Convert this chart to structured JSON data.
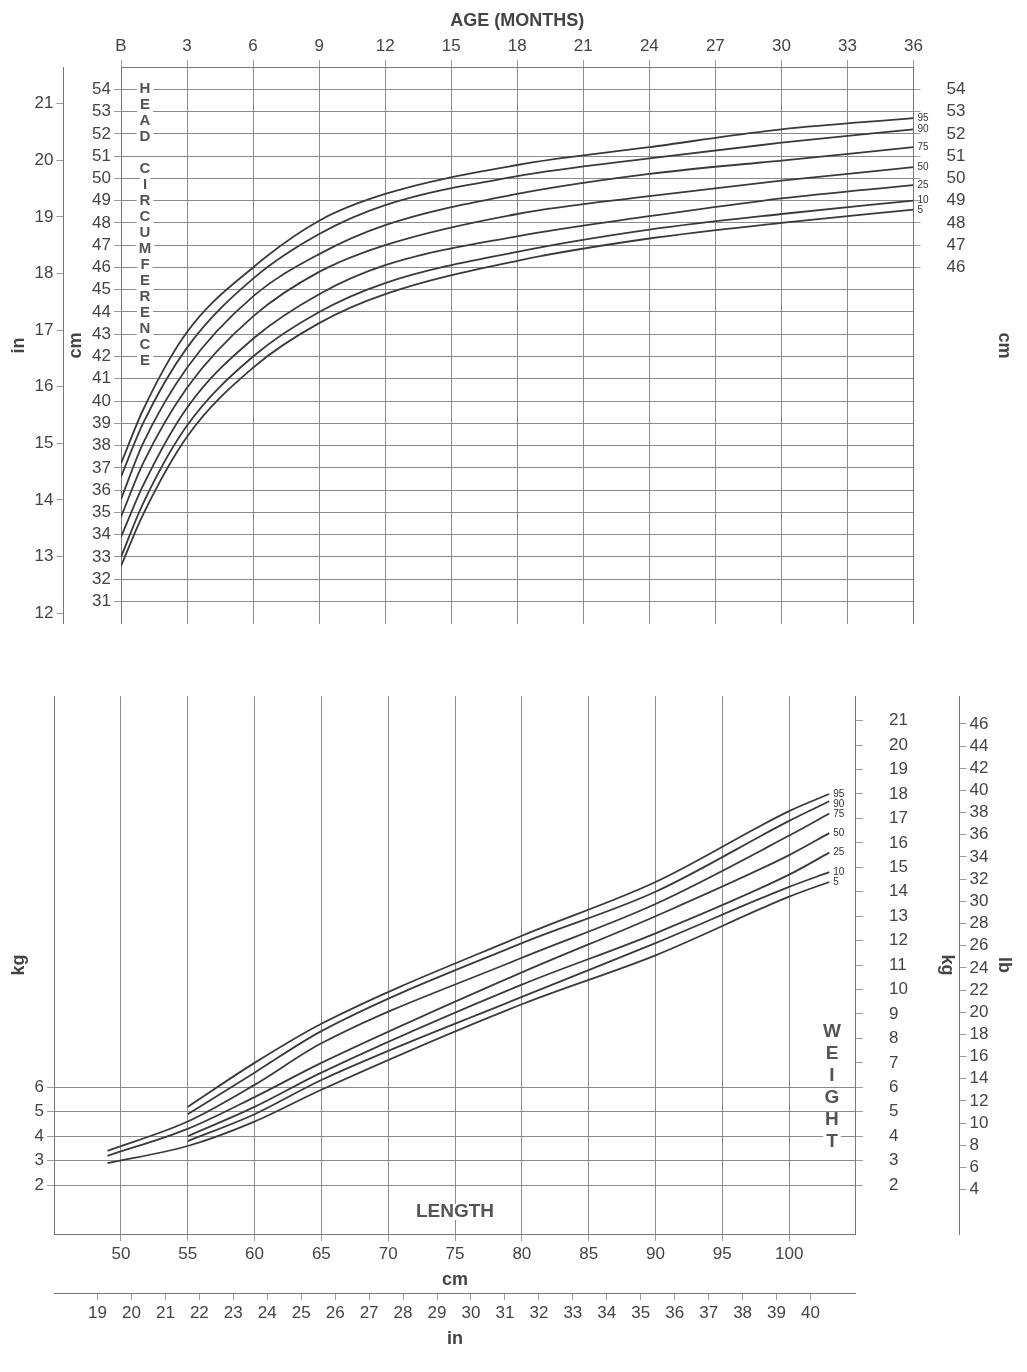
{
  "chart_data": [
    {
      "type": "line",
      "xlabel": "AGE (MONTHS)",
      "ylabel": "cm",
      "y2label": "cm",
      "y3label": "in",
      "annotations": [
        "HEAD CIRCUMFERENCE"
      ],
      "x": [
        0,
        1,
        3,
        6,
        9,
        12,
        18,
        24,
        30,
        36
      ],
      "xlim": [
        0,
        36
      ],
      "xticks": [
        {
          "value": 0,
          "label": "B"
        },
        3,
        6,
        9,
        12,
        15,
        18,
        21,
        24,
        27,
        30,
        33,
        36
      ],
      "ylim": [
        30,
        55
      ],
      "yticks": [
        31,
        32,
        33,
        34,
        35,
        36,
        37,
        38,
        39,
        40,
        41,
        42,
        43,
        44,
        45,
        46,
        47,
        48,
        49,
        50,
        51,
        52,
        53,
        54
      ],
      "y2lim": [
        30,
        55
      ],
      "y2ticks": [
        46,
        47,
        48,
        49,
        50,
        51,
        52,
        53,
        54
      ],
      "y3lim": [
        11.81,
        21.65
      ],
      "y3ticks": [
        12,
        13,
        14,
        15,
        16,
        17,
        18,
        19,
        20,
        21
      ],
      "grid": true,
      "marker": "none",
      "line_style": "solid",
      "series": [
        {
          "name": "95",
          "color": "#3a3a3a",
          "values": [
            37.2,
            39.6,
            43.1,
            46.0,
            48.1,
            49.3,
            50.6,
            51.4,
            52.2,
            52.7
          ]
        },
        {
          "name": "90",
          "color": "#3a3a3a",
          "values": [
            36.6,
            39.0,
            42.4,
            45.5,
            47.5,
            48.8,
            50.1,
            50.9,
            51.6,
            52.2
          ]
        },
        {
          "name": "75",
          "color": "#3a3a3a",
          "values": [
            35.6,
            38.1,
            41.5,
            44.7,
            46.6,
            47.9,
            49.3,
            50.2,
            50.8,
            51.4
          ]
        },
        {
          "name": "50",
          "color": "#3a3a3a",
          "values": [
            34.8,
            37.2,
            40.6,
            43.8,
            45.8,
            47.0,
            48.4,
            49.2,
            49.9,
            50.5
          ]
        },
        {
          "name": "25",
          "color": "#3a3a3a",
          "values": [
            33.9,
            36.2,
            39.7,
            42.8,
            44.8,
            46.1,
            47.4,
            48.3,
            49.1,
            49.7
          ]
        },
        {
          "name": "10",
          "color": "#3a3a3a",
          "values": [
            33.0,
            35.4,
            38.9,
            42.0,
            44.0,
            45.3,
            46.7,
            47.7,
            48.4,
            49.0
          ]
        },
        {
          "name": "5",
          "color": "#3a3a3a",
          "values": [
            32.6,
            34.9,
            38.4,
            41.5,
            43.5,
            44.8,
            46.3,
            47.3,
            48.0,
            48.6
          ]
        }
      ]
    },
    {
      "type": "line",
      "xlabel": "cm",
      "x2label": "in",
      "ylabel": "kg",
      "y2label": "kg",
      "y3label": "lb",
      "annotations": [
        "LENGTH",
        "WEIGHT"
      ],
      "xlim": [
        45,
        105
      ],
      "xticks": [
        50,
        55,
        60,
        65,
        70,
        75,
        80,
        85,
        90,
        95,
        100
      ],
      "x2lim": [
        17.72,
        41.34
      ],
      "x2ticks": [
        19,
        20,
        21,
        22,
        23,
        24,
        25,
        26,
        27,
        28,
        29,
        30,
        31,
        32,
        33,
        34,
        35,
        36,
        37,
        38,
        39,
        40
      ],
      "ylim": [
        0,
        22
      ],
      "yticks": [
        2,
        3,
        4,
        5,
        6
      ],
      "y2lim": [
        0,
        22
      ],
      "y2ticks": [
        2,
        3,
        4,
        5,
        6,
        7,
        8,
        9,
        10,
        11,
        12,
        13,
        14,
        15,
        16,
        17,
        18,
        19,
        20,
        21
      ],
      "y3lim": [
        0,
        48.5
      ],
      "y3ticks": [
        4,
        6,
        8,
        10,
        12,
        14,
        16,
        18,
        20,
        22,
        24,
        26,
        28,
        30,
        32,
        34,
        36,
        38,
        40,
        42,
        44,
        46
      ],
      "grid": true,
      "marker": "none",
      "line_style": "solid",
      "series": [
        {
          "name": "95",
          "color": "#3a3a3a",
          "x": [
            55,
            60,
            65,
            80,
            90,
            100,
            103
          ],
          "values": [
            5.2,
            7.0,
            8.6,
            12.2,
            14.4,
            17.3,
            18.0
          ]
        },
        {
          "name": "90",
          "color": "#3a3a3a",
          "x": [
            55,
            60,
            65,
            80,
            90,
            100,
            103
          ],
          "values": [
            4.9,
            6.6,
            8.3,
            11.9,
            14.0,
            16.9,
            17.7
          ]
        },
        {
          "name": "75",
          "color": "#3a3a3a",
          "x": [
            49,
            55,
            60,
            65,
            80,
            90,
            100,
            103
          ],
          "values": [
            3.4,
            4.6,
            6.1,
            7.8,
            11.3,
            13.5,
            16.3,
            17.2
          ]
        },
        {
          "name": "50",
          "color": "#3a3a3a",
          "x": [
            49,
            55,
            60,
            65,
            80,
            90,
            100,
            103
          ],
          "values": [
            3.2,
            4.3,
            5.6,
            7.0,
            10.7,
            13.0,
            15.5,
            16.4
          ]
        },
        {
          "name": "25",
          "color": "#3a3a3a",
          "x": [
            55,
            60,
            65,
            80,
            90,
            100,
            103
          ],
          "values": [
            4.0,
            5.2,
            6.6,
            10.2,
            12.3,
            14.7,
            15.6
          ]
        },
        {
          "name": "10",
          "color": "#3a3a3a",
          "x": [
            55,
            60,
            65,
            80,
            90,
            100,
            103
          ],
          "values": [
            3.8,
            4.9,
            6.3,
            9.7,
            11.9,
            14.2,
            14.8
          ]
        },
        {
          "name": "5",
          "color": "#3a3a3a",
          "x": [
            49,
            55,
            60,
            65,
            80,
            90,
            100,
            103
          ],
          "values": [
            2.9,
            3.6,
            4.6,
            5.9,
            9.4,
            11.4,
            13.8,
            14.4
          ]
        }
      ]
    }
  ]
}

::::::::

Transcribe the material exactly, keeping every word and none of the pictures.

Convert this chart to structured JSON data.
{
  "chart_data": [
    {
      "type": "line",
      "xlabel": "AGE (MONTHS)",
      "ylabel": "cm",
      "y2label": "cm",
      "y3label": "in",
      "annotations": [
        "HEAD CIRCUMFERENCE"
      ],
      "x": [
        0,
        1,
        3,
        6,
        9,
        12,
        18,
        24,
        30,
        36
      ],
      "xlim": [
        0,
        36
      ],
      "xticks": [
        {
          "value": 0,
          "label": "B"
        },
        3,
        6,
        9,
        12,
        15,
        18,
        21,
        24,
        27,
        30,
        33,
        36
      ],
      "ylim": [
        30,
        55
      ],
      "yticks": [
        31,
        32,
        33,
        34,
        35,
        36,
        37,
        38,
        39,
        40,
        41,
        42,
        43,
        44,
        45,
        46,
        47,
        48,
        49,
        50,
        51,
        52,
        53,
        54
      ],
      "y2lim": [
        30,
        55
      ],
      "y2ticks": [
        46,
        47,
        48,
        49,
        50,
        51,
        52,
        53,
        54
      ],
      "y3lim": [
        11.81,
        21.65
      ],
      "y3ticks": [
        12,
        13,
        14,
        15,
        16,
        17,
        18,
        19,
        20,
        21
      ],
      "grid": true,
      "marker": "none",
      "line_style": "solid",
      "series": [
        {
          "name": "95",
          "color": "#3a3a3a",
          "values": [
            37.2,
            39.6,
            43.1,
            46.0,
            48.1,
            49.3,
            50.6,
            51.4,
            52.2,
            52.7
          ]
        },
        {
          "name": "90",
          "color": "#3a3a3a",
          "values": [
            36.6,
            39.0,
            42.4,
            45.5,
            47.5,
            48.8,
            50.1,
            50.9,
            51.6,
            52.2
          ]
        },
        {
          "name": "75",
          "color": "#3a3a3a",
          "values": [
            35.6,
            38.1,
            41.5,
            44.7,
            46.6,
            47.9,
            49.3,
            50.2,
            50.8,
            51.4
          ]
        },
        {
          "name": "50",
          "color": "#3a3a3a",
          "values": [
            34.8,
            37.2,
            40.6,
            43.8,
            45.8,
            47.0,
            48.4,
            49.2,
            49.9,
            50.5
          ]
        },
        {
          "name": "25",
          "color": "#3a3a3a",
          "values": [
            33.9,
            36.2,
            39.7,
            42.8,
            44.8,
            46.1,
            47.4,
            48.3,
            49.1,
            49.7
          ]
        },
        {
          "name": "10",
          "color": "#3a3a3a",
          "values": [
            33.0,
            35.4,
            38.9,
            42.0,
            44.0,
            45.3,
            46.7,
            47.7,
            48.4,
            49.0
          ]
        },
        {
          "name": "5",
          "color": "#3a3a3a",
          "values": [
            32.6,
            34.9,
            38.4,
            41.5,
            43.5,
            44.8,
            46.3,
            47.3,
            48.0,
            48.6
          ]
        }
      ]
    },
    {
      "type": "line",
      "xlabel": "cm",
      "x2label": "in",
      "ylabel": "kg",
      "y2label": "kg",
      "y3label": "lb",
      "annotations": [
        "LENGTH",
        "WEIGHT"
      ],
      "xlim": [
        45,
        105
      ],
      "xticks": [
        50,
        55,
        60,
        65,
        70,
        75,
        80,
        85,
        90,
        95,
        100
      ],
      "x2lim": [
        17.72,
        41.34
      ],
      "x2ticks": [
        19,
        20,
        21,
        22,
        23,
        24,
        25,
        26,
        27,
        28,
        29,
        30,
        31,
        32,
        33,
        34,
        35,
        36,
        37,
        38,
        39,
        40
      ],
      "ylim": [
        0,
        22
      ],
      "yticks": [
        2,
        3,
        4,
        5,
        6
      ],
      "y2lim": [
        0,
        22
      ],
      "y2ticks": [
        2,
        3,
        4,
        5,
        6,
        7,
        8,
        9,
        10,
        11,
        12,
        13,
        14,
        15,
        16,
        17,
        18,
        19,
        20,
        21
      ],
      "y3lim": [
        0,
        48.5
      ],
      "y3ticks": [
        4,
        6,
        8,
        10,
        12,
        14,
        16,
        18,
        20,
        22,
        24,
        26,
        28,
        30,
        32,
        34,
        36,
        38,
        40,
        42,
        44,
        46
      ],
      "grid": true,
      "marker": "none",
      "line_style": "solid",
      "series": [
        {
          "name": "95",
          "color": "#3a3a3a",
          "x": [
            55,
            60,
            65,
            80,
            90,
            100,
            103
          ],
          "values": [
            5.2,
            7.0,
            8.6,
            12.2,
            14.4,
            17.3,
            18.0
          ]
        },
        {
          "name": "90",
          "color": "#3a3a3a",
          "x": [
            55,
            60,
            65,
            80,
            90,
            100,
            103
          ],
          "values": [
            4.9,
            6.6,
            8.3,
            11.9,
            14.0,
            16.9,
            17.7
          ]
        },
        {
          "name": "75",
          "color": "#3a3a3a",
          "x": [
            49,
            55,
            60,
            65,
            80,
            90,
            100,
            103
          ],
          "values": [
            3.4,
            4.6,
            6.1,
            7.8,
            11.3,
            13.5,
            16.3,
            17.2
          ]
        },
        {
          "name": "50",
          "color": "#3a3a3a",
          "x": [
            49,
            55,
            60,
            65,
            80,
            90,
            100,
            103
          ],
          "values": [
            3.2,
            4.3,
            5.6,
            7.0,
            10.7,
            13.0,
            15.5,
            16.4
          ]
        },
        {
          "name": "25",
          "color": "#3a3a3a",
          "x": [
            55,
            60,
            65,
            80,
            90,
            100,
            103
          ],
          "values": [
            4.0,
            5.2,
            6.6,
            10.2,
            12.3,
            14.7,
            15.6
          ]
        },
        {
          "name": "10",
          "color": "#3a3a3a",
          "x": [
            55,
            60,
            65,
            80,
            90,
            100,
            103
          ],
          "values": [
            3.8,
            4.9,
            6.3,
            9.7,
            11.9,
            14.2,
            14.8
          ]
        },
        {
          "name": "5",
          "color": "#3a3a3a",
          "x": [
            49,
            55,
            60,
            65,
            80,
            90,
            100,
            103
          ],
          "values": [
            2.9,
            3.6,
            4.6,
            5.9,
            9.4,
            11.4,
            13.8,
            14.4
          ]
        }
      ]
    }
  ]
}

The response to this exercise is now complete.